» DOCUMENT TEXT:

»»

Venus From Mt. Vesuvius: Ava Gardner- Love is Nothing by Lee Server

Amazon Review, 2006; (Reprinted from published media)

Ava Gardner, under the mistaken belief that she

was having a date with director Howard Hawks, soon

learned that the tall, “rail thin” man with the

“rawboned face of a cowboy” was none other than Texas

entrepreneur Howard Hughes. Modestly amused by the

mixup, Hughes asked Ava out again, and they soon began

seeing each other “several times a week or more.” But

let there be no mixup about Lee Server’s powerfully

compelling portrait of Ava Gardner. The man, along

with his international contacts and sources, has

crafted a a complex portrait of a barefooted country

girl whose photograph in the window of a portrait

studio in New York ultimately captivated the world

with her beauty and the antics of her personal life.

««

» PROVIDED MATERIAL:
»»

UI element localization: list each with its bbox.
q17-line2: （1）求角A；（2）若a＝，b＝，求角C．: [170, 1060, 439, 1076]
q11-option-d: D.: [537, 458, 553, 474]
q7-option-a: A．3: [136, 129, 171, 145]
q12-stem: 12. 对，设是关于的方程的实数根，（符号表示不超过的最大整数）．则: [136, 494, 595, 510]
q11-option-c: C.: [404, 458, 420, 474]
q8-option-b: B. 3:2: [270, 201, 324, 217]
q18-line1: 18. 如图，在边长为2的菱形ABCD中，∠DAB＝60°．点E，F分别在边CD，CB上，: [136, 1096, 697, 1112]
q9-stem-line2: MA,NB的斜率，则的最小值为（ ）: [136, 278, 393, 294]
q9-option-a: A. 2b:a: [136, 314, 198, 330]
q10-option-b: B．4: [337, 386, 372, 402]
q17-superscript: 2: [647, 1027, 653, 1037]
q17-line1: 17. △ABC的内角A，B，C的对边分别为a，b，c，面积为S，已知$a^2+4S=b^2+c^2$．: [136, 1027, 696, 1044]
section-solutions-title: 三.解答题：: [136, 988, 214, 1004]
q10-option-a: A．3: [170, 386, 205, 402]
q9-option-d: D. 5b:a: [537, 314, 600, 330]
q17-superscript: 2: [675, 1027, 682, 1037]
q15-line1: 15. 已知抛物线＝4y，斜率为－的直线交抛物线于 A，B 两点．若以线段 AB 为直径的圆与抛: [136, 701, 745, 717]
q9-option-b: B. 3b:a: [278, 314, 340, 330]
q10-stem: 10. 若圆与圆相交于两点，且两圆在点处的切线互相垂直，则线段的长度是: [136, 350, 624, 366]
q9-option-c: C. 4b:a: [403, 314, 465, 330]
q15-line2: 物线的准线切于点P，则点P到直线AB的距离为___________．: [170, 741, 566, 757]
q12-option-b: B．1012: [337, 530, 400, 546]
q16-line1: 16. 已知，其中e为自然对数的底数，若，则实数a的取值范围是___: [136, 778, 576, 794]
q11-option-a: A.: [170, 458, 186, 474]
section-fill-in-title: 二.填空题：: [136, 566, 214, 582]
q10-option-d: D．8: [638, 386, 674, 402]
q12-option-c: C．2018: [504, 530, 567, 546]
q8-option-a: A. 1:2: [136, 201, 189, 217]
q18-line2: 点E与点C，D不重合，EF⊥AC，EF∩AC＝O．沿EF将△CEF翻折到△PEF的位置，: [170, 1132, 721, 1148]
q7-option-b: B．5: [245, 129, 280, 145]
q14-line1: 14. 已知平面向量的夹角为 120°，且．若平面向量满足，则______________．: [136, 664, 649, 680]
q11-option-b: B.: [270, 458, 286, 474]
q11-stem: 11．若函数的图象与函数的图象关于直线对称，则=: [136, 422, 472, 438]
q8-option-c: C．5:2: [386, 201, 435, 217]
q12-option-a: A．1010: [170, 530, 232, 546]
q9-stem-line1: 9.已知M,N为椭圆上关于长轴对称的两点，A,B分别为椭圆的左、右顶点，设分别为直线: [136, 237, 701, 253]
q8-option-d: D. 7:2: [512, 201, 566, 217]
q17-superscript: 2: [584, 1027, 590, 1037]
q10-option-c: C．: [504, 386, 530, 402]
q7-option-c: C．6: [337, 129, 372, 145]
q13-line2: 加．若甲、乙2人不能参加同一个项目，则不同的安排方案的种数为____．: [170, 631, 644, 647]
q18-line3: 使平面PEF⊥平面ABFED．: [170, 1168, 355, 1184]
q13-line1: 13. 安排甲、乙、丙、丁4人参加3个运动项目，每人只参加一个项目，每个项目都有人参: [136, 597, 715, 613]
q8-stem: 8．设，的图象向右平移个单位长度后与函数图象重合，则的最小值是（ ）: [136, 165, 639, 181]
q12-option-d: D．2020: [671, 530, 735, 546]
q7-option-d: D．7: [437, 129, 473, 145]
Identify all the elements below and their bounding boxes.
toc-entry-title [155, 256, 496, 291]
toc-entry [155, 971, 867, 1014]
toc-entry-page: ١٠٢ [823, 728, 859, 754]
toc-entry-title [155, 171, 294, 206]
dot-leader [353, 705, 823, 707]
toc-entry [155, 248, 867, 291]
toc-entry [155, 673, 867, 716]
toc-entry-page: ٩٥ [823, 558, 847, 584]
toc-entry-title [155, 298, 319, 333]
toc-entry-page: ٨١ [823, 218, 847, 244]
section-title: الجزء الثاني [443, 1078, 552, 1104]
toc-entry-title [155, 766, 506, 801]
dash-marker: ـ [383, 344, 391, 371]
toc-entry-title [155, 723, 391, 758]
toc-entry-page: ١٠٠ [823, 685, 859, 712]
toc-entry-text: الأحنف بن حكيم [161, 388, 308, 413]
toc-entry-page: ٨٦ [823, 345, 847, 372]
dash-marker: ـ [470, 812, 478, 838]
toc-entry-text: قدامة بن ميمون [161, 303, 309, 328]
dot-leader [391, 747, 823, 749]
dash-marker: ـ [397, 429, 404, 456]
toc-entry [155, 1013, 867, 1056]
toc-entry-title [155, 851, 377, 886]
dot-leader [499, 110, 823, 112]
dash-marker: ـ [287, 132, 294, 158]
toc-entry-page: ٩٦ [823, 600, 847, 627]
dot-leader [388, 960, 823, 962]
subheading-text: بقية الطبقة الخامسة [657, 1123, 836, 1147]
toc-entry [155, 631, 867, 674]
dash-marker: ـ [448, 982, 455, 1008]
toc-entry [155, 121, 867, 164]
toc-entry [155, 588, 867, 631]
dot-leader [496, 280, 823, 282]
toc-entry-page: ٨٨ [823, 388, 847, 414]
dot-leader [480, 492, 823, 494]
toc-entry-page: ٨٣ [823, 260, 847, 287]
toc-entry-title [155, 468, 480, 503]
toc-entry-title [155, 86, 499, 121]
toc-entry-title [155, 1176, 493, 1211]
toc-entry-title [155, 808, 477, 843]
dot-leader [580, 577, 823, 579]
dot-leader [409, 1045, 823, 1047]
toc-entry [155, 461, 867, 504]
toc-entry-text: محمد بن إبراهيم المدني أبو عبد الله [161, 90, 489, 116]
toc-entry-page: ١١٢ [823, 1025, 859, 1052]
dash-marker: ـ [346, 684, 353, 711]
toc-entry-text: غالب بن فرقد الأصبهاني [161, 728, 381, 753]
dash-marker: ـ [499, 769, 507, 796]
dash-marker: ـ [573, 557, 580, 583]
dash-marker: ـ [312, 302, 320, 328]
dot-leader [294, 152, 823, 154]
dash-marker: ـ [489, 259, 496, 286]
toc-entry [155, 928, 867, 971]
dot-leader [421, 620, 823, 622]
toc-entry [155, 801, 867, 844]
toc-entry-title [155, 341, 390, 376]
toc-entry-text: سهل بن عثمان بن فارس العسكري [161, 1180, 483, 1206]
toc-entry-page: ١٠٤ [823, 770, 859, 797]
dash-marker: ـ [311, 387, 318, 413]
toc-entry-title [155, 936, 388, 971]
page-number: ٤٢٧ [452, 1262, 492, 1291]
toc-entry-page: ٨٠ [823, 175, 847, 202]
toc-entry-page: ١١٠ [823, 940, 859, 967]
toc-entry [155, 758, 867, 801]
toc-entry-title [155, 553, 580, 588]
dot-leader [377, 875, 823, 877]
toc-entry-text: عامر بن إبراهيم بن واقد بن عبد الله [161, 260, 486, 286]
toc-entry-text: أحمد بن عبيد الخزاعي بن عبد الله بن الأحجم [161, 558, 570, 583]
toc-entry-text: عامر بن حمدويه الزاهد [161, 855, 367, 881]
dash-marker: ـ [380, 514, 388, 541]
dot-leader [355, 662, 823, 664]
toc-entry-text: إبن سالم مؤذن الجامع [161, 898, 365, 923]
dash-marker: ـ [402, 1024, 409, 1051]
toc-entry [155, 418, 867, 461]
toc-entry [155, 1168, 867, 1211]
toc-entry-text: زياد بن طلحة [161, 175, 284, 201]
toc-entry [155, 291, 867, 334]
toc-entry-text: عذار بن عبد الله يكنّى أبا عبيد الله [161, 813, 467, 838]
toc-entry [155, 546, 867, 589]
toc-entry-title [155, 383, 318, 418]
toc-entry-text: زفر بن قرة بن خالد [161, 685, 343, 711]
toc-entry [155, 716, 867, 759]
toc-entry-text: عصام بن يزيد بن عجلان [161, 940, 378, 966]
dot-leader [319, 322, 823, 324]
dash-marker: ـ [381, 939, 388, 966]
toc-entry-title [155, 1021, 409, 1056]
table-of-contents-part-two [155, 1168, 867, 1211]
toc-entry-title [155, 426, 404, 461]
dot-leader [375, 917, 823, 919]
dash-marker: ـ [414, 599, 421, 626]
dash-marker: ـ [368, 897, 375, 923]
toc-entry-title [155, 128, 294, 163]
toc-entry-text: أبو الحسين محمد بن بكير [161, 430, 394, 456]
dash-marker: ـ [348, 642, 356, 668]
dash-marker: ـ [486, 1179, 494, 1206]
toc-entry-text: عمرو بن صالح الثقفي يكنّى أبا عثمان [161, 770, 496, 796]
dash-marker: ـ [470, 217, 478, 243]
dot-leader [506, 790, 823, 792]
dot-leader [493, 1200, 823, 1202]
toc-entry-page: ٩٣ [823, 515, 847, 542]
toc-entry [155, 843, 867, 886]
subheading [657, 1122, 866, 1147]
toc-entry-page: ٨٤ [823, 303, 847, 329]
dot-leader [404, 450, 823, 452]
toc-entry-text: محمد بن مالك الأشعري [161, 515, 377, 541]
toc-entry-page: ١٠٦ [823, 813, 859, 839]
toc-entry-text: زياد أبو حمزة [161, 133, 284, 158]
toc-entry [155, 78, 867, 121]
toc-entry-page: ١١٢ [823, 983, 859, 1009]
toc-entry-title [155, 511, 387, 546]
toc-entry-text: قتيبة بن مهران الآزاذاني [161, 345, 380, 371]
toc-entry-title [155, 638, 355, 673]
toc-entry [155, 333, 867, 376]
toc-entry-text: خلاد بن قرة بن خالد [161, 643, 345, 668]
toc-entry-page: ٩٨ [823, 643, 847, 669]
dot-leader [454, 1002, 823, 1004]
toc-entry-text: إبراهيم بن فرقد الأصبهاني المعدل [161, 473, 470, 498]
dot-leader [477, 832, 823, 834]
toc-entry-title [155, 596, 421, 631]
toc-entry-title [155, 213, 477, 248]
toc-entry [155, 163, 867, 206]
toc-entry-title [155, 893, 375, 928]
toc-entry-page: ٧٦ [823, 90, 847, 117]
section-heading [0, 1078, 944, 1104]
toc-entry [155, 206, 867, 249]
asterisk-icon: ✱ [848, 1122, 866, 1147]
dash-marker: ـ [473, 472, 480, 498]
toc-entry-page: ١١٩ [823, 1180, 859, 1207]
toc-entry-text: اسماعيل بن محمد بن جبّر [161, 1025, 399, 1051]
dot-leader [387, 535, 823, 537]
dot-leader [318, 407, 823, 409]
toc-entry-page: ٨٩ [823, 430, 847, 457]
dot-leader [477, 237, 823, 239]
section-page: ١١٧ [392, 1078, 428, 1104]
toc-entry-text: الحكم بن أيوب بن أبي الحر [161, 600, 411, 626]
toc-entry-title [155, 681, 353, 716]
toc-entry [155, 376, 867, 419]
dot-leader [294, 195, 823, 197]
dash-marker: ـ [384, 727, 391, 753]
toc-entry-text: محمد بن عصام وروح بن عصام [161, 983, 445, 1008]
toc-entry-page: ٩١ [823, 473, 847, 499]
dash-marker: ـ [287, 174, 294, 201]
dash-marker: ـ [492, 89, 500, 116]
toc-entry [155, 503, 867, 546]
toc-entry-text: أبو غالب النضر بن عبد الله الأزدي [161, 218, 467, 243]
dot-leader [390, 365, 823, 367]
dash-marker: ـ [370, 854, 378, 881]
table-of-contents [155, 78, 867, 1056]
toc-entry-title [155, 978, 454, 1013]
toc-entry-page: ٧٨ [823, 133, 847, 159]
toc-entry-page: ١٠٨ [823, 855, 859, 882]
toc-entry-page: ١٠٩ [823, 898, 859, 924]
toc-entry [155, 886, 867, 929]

««

» EXERCISE 1:
Reproduce the Ava Gardner review word for word from "crafted a a" to "her personal life.".
» EXERCISE 2:
Render this sentence from the Ava Gardner review in Spanish: "Modestly amused by the mixup, Hughes asked Ava out again, and they soon began seeing each other “several times a week or more.”"

» WORKED SOLUTION 1:
crafted a a complex portrait of a barefooted country

girl whose photograph in the window of a portrait

studio in New York ultimately captivated the world

with her beauty and the antics of her personal life.

» WORKED SOLUTION 2:
Modestamente divertido por la confusión, Hughes volvió a invitar a salir a Ava, y pronto empezaron a verse «varias veces a la semana o más».